__REQUIREMENT__
Give the data below again, word for word.
■ ■ ■ ■
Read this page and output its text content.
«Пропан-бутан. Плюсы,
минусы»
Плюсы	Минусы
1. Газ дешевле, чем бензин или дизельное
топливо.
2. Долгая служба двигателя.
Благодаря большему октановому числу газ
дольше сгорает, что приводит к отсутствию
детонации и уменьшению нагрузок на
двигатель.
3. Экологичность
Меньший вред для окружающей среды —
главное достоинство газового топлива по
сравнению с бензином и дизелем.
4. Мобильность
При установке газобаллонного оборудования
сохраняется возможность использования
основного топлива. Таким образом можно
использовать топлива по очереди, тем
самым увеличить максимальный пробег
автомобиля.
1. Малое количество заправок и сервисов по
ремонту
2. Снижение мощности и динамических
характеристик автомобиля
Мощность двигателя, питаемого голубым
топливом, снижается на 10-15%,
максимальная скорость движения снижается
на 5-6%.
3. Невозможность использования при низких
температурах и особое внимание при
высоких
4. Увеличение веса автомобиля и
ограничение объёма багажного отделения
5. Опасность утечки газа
■ ■ ■ ■
__ANSWER FOR THE TASK__
Read this page and output its text content.
«Пропан-бутан. Плюсы,
минусы»
Плюсы	Минусы
1. Газ дешевле, чем бензин или дизельное
топливо.
2. Долгая служба двигателя.
Благодаря большему октановому числу газ
дольше сгорает, что приводит к отсутствию
детонации и уменьшению нагрузок на
двигатель.
3. Экологичность
Меньший вред для окружающей среды —
главное достоинство газового топлива по
сравнению с бензином и дизелем.
4. Мобильность
При установке газобаллонного оборудования
сохраняется возможность использования
основного топлива. Таким образом можно
использовать топлива по очереди, тем
самым увеличить максимальный пробег
автомобиля.
1. Малое количество заправок и сервисов по
ремонту
2. Снижение мощности и динамических
характеристик автомобиля
Мощность двигателя, питаемого голубым
топливом, снижается на 10-15%,
максимальная скорость движения снижается
на 5-6%.
3. Невозможность использования при низких
температурах и особое внимание при
высоких
4. Увеличение веса автомобиля и
ограничение объёма багажного отделения
5. Опасность утечки газа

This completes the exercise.